__Exercise__: Output all lines exactly.

┏━━

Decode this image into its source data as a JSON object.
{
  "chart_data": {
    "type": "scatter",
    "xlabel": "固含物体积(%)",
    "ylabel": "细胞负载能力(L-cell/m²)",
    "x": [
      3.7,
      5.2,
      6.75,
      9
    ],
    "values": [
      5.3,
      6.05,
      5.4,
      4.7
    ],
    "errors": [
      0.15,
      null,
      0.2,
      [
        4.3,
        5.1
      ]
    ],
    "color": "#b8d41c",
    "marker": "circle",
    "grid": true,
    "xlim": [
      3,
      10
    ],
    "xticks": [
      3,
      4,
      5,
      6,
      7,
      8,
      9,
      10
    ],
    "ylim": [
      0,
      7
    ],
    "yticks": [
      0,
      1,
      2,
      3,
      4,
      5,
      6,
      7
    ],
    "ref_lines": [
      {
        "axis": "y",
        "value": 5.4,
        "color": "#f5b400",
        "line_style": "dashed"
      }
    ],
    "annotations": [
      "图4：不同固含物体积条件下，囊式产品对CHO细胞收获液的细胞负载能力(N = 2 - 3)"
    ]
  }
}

┗━━

__Reply to the task__:
Decode this image into its source data as a JSON object.
{
  "chart_data": {
    "type": "scatter",
    "xlabel": "固含物体积(%)",
    "ylabel": "细胞负载能力(L-cell/m²)",
    "x": [
      3.7,
      5.2,
      6.75,
      9
    ],
    "values": [
      5.3,
      6.05,
      5.4,
      4.7
    ],
    "errors": [
      0.15,
      null,
      0.2,
      [
        4.3,
        5.1
      ]
    ],
    "color": "#b8d41c",
    "marker": "circle",
    "grid": true,
    "xlim": [
      3,
      10
    ],
    "xticks": [
      3,
      4,
      5,
      6,
      7,
      8,
      9,
      10
    ],
    "ylim": [
      0,
      7
    ],
    "yticks": [
      0,
      1,
      2,
      3,
      4,
      5,
      6,
      7
    ],
    "ref_lines": [
      {
        "axis": "y",
        "value": 5.4,
        "color": "#f5b400",
        "line_style": "dashed"
      }
    ],
    "annotations": [
      "图4：不同固含物体积条件下，囊式产品对CHO细胞收获液的细胞负载能力(N = 2 - 3)"
    ]
  }
}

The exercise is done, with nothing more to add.